# [Objective]
Produce an exact transcription of the listing below, omitting the pictures.

▬▬▬▬▬▬▬▬▬▬

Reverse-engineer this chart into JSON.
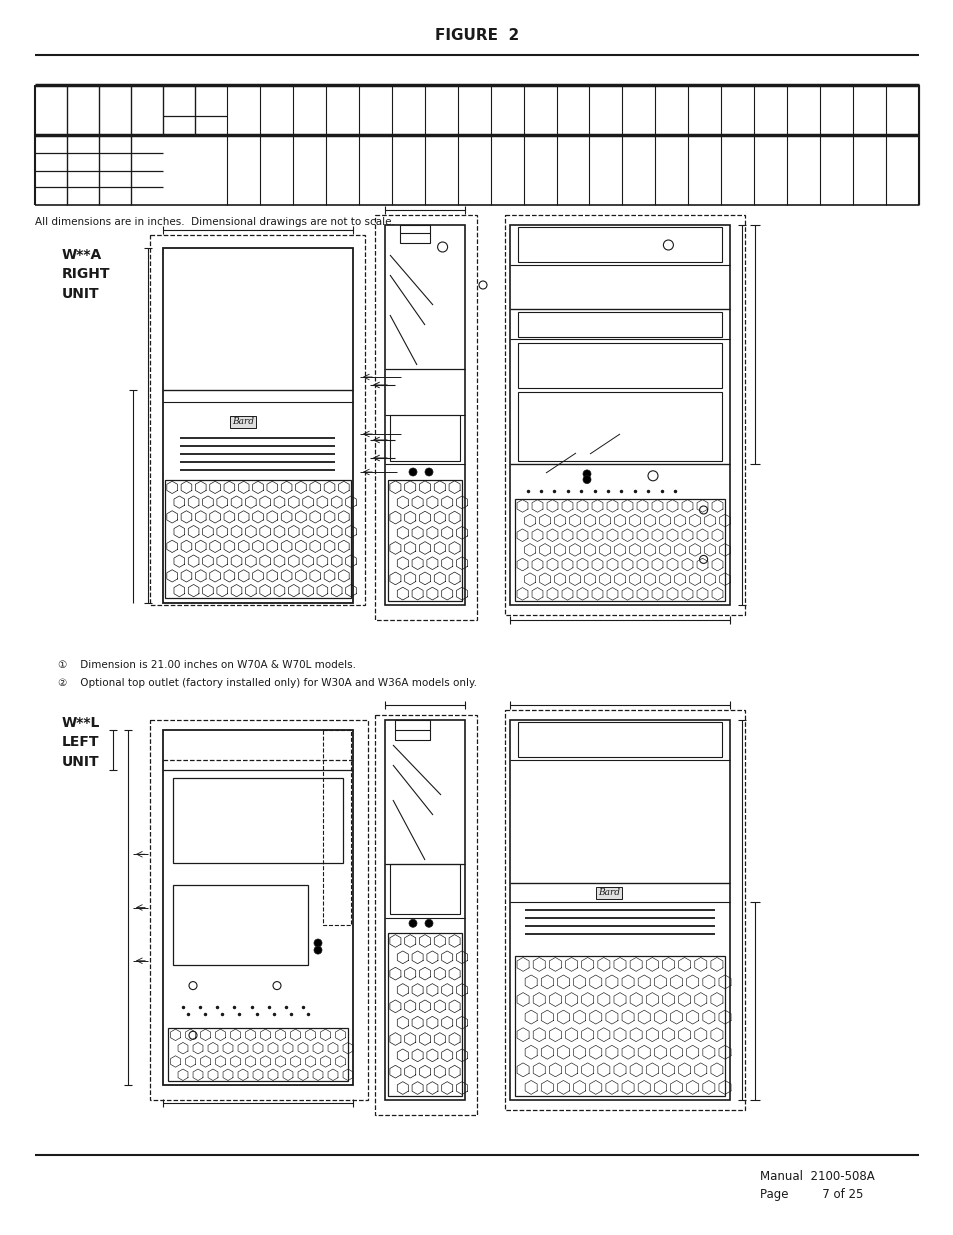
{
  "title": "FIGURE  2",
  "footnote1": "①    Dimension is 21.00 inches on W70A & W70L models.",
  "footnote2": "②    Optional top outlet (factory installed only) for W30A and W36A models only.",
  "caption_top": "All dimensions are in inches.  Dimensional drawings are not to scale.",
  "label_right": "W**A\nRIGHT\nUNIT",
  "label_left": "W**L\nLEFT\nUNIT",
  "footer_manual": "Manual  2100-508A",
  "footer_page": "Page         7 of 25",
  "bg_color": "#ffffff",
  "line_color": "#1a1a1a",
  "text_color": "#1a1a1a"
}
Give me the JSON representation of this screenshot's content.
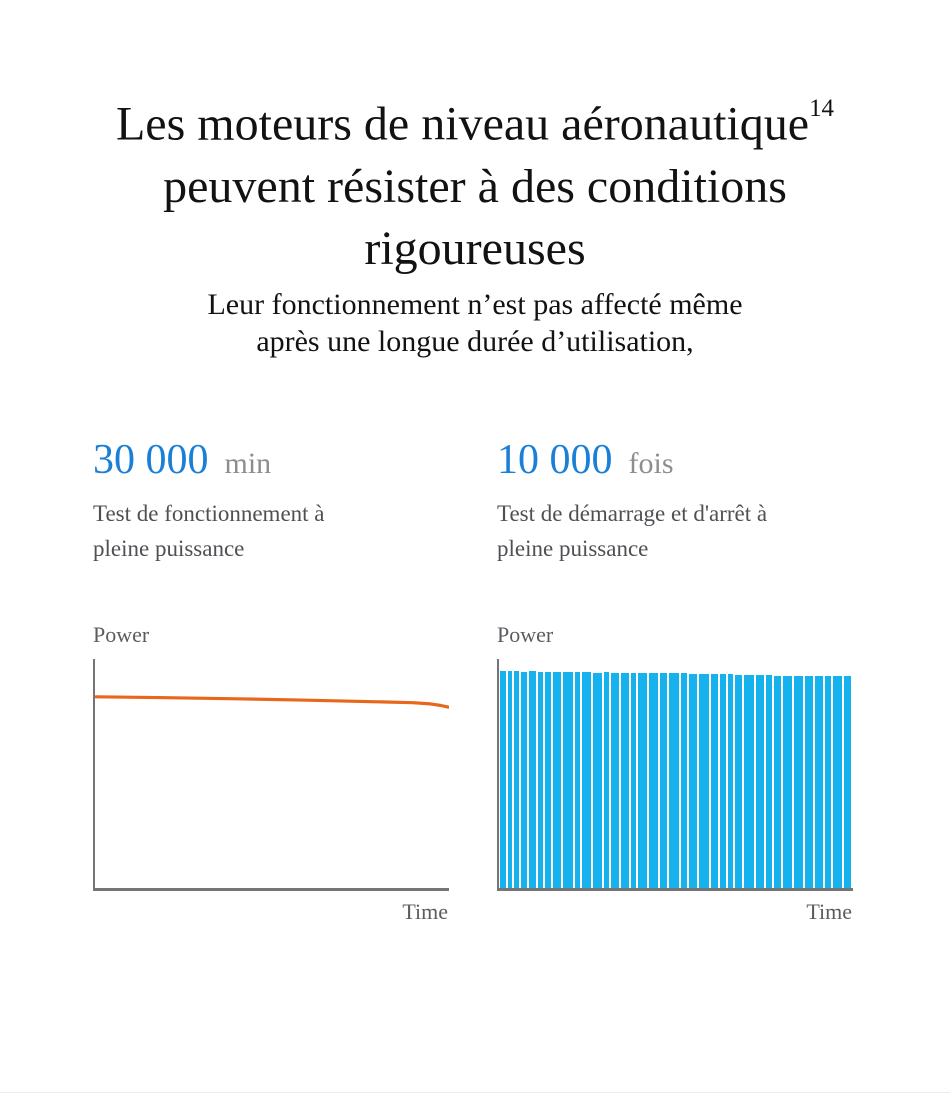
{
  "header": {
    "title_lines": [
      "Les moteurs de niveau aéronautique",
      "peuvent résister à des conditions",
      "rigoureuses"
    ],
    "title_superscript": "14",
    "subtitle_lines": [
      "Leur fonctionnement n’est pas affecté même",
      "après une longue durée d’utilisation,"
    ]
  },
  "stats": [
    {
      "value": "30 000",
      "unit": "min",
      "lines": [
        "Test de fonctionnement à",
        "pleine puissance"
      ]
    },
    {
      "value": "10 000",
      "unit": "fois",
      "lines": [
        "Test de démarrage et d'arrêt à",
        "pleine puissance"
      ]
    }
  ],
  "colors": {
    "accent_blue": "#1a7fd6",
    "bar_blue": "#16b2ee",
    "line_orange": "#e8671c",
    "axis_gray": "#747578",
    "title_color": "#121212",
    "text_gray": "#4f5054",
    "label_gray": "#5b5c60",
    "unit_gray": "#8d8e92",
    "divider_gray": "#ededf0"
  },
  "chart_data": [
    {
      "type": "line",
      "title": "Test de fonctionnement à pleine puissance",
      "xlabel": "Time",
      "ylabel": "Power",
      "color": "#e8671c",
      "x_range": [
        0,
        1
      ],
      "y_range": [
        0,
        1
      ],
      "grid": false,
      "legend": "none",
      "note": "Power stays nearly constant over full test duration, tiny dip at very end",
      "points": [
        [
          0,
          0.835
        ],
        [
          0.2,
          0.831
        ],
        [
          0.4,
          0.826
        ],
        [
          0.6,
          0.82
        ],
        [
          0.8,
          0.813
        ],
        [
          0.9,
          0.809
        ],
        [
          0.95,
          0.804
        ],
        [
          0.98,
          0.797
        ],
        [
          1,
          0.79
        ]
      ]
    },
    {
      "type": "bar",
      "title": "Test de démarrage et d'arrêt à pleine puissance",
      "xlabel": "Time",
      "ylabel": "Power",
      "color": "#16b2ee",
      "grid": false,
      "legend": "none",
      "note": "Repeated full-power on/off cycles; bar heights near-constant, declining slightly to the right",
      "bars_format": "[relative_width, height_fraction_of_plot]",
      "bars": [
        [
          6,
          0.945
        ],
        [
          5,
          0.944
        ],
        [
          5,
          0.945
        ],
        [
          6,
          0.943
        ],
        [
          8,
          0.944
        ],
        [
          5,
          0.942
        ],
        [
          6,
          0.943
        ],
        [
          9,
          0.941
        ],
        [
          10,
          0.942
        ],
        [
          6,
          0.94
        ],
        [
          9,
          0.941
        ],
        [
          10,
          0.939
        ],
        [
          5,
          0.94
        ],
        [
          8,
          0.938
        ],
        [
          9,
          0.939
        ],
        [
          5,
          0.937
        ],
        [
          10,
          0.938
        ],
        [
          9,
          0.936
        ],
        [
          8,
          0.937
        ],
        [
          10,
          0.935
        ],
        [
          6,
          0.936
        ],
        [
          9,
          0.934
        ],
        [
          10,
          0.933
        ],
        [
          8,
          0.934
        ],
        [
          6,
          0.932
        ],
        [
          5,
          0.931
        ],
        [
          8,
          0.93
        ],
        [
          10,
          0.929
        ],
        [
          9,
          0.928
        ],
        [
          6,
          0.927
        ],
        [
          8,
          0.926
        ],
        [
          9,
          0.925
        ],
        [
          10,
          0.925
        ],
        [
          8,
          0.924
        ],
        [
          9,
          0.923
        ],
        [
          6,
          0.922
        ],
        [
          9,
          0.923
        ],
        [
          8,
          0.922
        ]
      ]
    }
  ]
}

▬▬▬▬▬▬▬▬▬▬

# [Answer in full]
Reverse-engineer this chart into JSON.
{
  "title": "FIGURE  2",
  "footnote1": "①    Dimension is 21.00 inches on W70A & W70L models.",
  "footnote2": "②    Optional top outlet (factory installed only) for W30A and W36A models only.",
  "caption_top": "All dimensions are in inches.  Dimensional drawings are not to scale.",
  "label_right": "W**A\nRIGHT\nUNIT",
  "label_left": "W**L\nLEFT\nUNIT",
  "footer_manual": "Manual  2100-508A",
  "footer_page": "Page         7 of 25",
  "bg_color": "#ffffff",
  "line_color": "#1a1a1a",
  "text_color": "#1a1a1a"
}
Give me the JSON representation of this screenshot's content.
{
  "header": {
    "title_lines": [
      "Les moteurs de niveau aéronautique",
      "peuvent résister à des conditions",
      "rigoureuses"
    ],
    "title_superscript": "14",
    "subtitle_lines": [
      "Leur fonctionnement n’est pas affecté même",
      "après une longue durée d’utilisation,"
    ]
  },
  "stats": [
    {
      "value": "30 000",
      "unit": "min",
      "lines": [
        "Test de fonctionnement à",
        "pleine puissance"
      ]
    },
    {
      "value": "10 000",
      "unit": "fois",
      "lines": [
        "Test de démarrage et d'arrêt à",
        "pleine puissance"
      ]
    }
  ],
  "colors": {
    "accent_blue": "#1a7fd6",
    "bar_blue": "#16b2ee",
    "line_orange": "#e8671c",
    "axis_gray": "#747578",
    "title_color": "#121212",
    "text_gray": "#4f5054",
    "label_gray": "#5b5c60",
    "unit_gray": "#8d8e92",
    "divider_gray": "#ededf0"
  },
  "chart_data": [
    {
      "type": "line",
      "title": "Test de fonctionnement à pleine puissance",
      "xlabel": "Time",
      "ylabel": "Power",
      "color": "#e8671c",
      "x_range": [
        0,
        1
      ],
      "y_range": [
        0,
        1
      ],
      "grid": false,
      "legend": "none",
      "note": "Power stays nearly constant over full test duration, tiny dip at very end",
      "points": [
        [
          0,
          0.835
        ],
        [
          0.2,
          0.831
        ],
        [
          0.4,
          0.826
        ],
        [
          0.6,
          0.82
        ],
        [
          0.8,
          0.813
        ],
        [
          0.9,
          0.809
        ],
        [
          0.95,
          0.804
        ],
        [
          0.98,
          0.797
        ],
        [
          1,
          0.79
        ]
      ]
    },
    {
      "type": "bar",
      "title": "Test de démarrage et d'arrêt à pleine puissance",
      "xlabel": "Time",
      "ylabel": "Power",
      "color": "#16b2ee",
      "grid": false,
      "legend": "none",
      "note": "Repeated full-power on/off cycles; bar heights near-constant, declining slightly to the right",
      "bars_format": "[relative_width, height_fraction_of_plot]",
      "bars": [
        [
          6,
          0.945
        ],
        [
          5,
          0.944
        ],
        [
          5,
          0.945
        ],
        [
          6,
          0.943
        ],
        [
          8,
          0.944
        ],
        [
          5,
          0.942
        ],
        [
          6,
          0.943
        ],
        [
          9,
          0.941
        ],
        [
          10,
          0.942
        ],
        [
          6,
          0.94
        ],
        [
          9,
          0.941
        ],
        [
          10,
          0.939
        ],
        [
          5,
          0.94
        ],
        [
          8,
          0.938
        ],
        [
          9,
          0.939
        ],
        [
          5,
          0.937
        ],
        [
          10,
          0.938
        ],
        [
          9,
          0.936
        ],
        [
          8,
          0.937
        ],
        [
          10,
          0.935
        ],
        [
          6,
          0.936
        ],
        [
          9,
          0.934
        ],
        [
          10,
          0.933
        ],
        [
          8,
          0.934
        ],
        [
          6,
          0.932
        ],
        [
          5,
          0.931
        ],
        [
          8,
          0.93
        ],
        [
          10,
          0.929
        ],
        [
          9,
          0.928
        ],
        [
          6,
          0.927
        ],
        [
          8,
          0.926
        ],
        [
          9,
          0.925
        ],
        [
          10,
          0.925
        ],
        [
          8,
          0.924
        ],
        [
          9,
          0.923
        ],
        [
          6,
          0.922
        ],
        [
          9,
          0.923
        ],
        [
          8,
          0.922
        ]
      ]
    }
  ]
}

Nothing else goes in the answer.